(begin)

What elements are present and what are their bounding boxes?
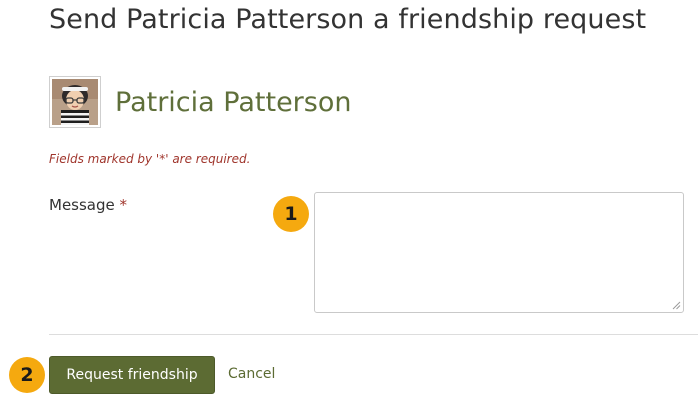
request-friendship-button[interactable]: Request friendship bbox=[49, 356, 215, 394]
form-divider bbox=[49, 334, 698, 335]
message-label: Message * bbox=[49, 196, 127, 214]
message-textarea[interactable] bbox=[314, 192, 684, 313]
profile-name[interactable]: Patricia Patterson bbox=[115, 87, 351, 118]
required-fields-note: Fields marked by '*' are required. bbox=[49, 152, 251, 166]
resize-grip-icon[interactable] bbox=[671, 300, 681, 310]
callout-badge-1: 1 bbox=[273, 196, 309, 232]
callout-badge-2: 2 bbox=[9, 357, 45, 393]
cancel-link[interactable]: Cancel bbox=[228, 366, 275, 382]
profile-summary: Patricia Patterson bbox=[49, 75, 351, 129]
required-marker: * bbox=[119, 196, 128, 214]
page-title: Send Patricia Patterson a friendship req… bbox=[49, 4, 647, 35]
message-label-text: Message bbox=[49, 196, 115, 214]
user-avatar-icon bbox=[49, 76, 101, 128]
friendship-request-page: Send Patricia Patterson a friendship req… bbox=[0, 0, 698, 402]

(end)
(begin)

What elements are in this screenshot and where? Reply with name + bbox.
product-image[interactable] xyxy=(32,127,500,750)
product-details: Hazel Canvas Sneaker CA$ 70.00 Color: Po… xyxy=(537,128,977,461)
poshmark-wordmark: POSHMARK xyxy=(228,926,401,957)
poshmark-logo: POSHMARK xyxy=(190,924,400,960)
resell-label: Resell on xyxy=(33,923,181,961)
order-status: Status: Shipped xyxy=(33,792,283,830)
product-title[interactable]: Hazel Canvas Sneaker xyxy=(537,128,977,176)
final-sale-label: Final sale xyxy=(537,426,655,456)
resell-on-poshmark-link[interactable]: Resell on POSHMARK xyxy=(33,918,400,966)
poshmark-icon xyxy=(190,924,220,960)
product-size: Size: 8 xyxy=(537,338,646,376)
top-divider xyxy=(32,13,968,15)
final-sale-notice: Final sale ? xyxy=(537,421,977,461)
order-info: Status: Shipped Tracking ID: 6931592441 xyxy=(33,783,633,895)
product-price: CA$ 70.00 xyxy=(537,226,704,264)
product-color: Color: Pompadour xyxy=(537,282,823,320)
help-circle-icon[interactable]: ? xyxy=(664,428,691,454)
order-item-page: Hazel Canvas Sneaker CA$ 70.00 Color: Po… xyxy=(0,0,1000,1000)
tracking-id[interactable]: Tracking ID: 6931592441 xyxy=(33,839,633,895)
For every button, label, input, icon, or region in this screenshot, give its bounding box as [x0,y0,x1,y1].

(end)
(begin)

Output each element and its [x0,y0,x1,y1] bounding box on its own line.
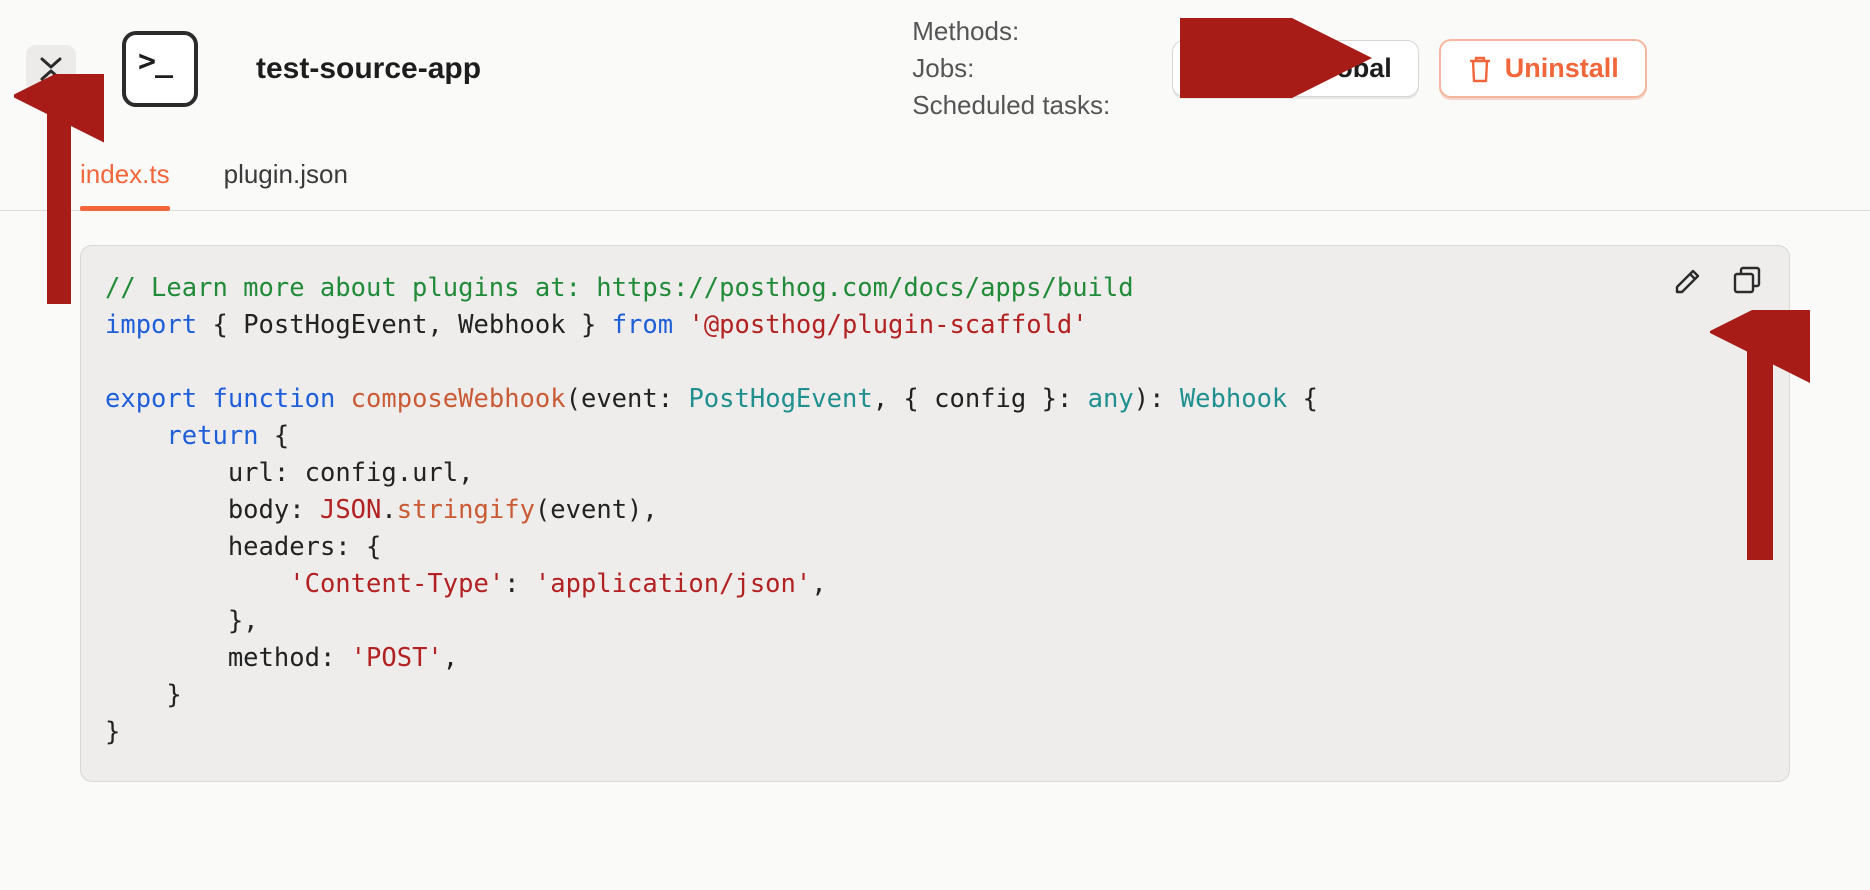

(end)

Please copy word for word the records between the line containing "What elements are present" and the line containing "friendship-request-page: Send Patricia", inclusive, leaving out the picture.

**Written solution:**
What elements are present and what are their bounding boxes?
request-friendship-button[interactable]: Request friendship bbox=[49, 356, 215, 394]
form-divider bbox=[49, 334, 698, 335]
message-label: Message * bbox=[49, 196, 127, 214]
message-textarea[interactable] bbox=[314, 192, 684, 313]
profile-name[interactable]: Patricia Patterson bbox=[115, 87, 351, 118]
required-fields-note: Fields marked by '*' are required. bbox=[49, 152, 251, 166]
resize-grip-icon[interactable] bbox=[671, 300, 681, 310]
callout-badge-1: 1 bbox=[273, 196, 309, 232]
callout-badge-2: 2 bbox=[9, 357, 45, 393]
cancel-link[interactable]: Cancel bbox=[228, 366, 275, 382]
profile-summary: Patricia Patterson bbox=[49, 75, 351, 129]
required-marker: * bbox=[119, 196, 128, 214]
page-title: Send Patricia Patterson a friendship req… bbox=[49, 4, 647, 35]
message-label-text: Message bbox=[49, 196, 115, 214]
user-avatar-icon bbox=[49, 76, 101, 128]
friendship-request-page: Send Patricia Patterson a friendship req… bbox=[0, 0, 698, 402]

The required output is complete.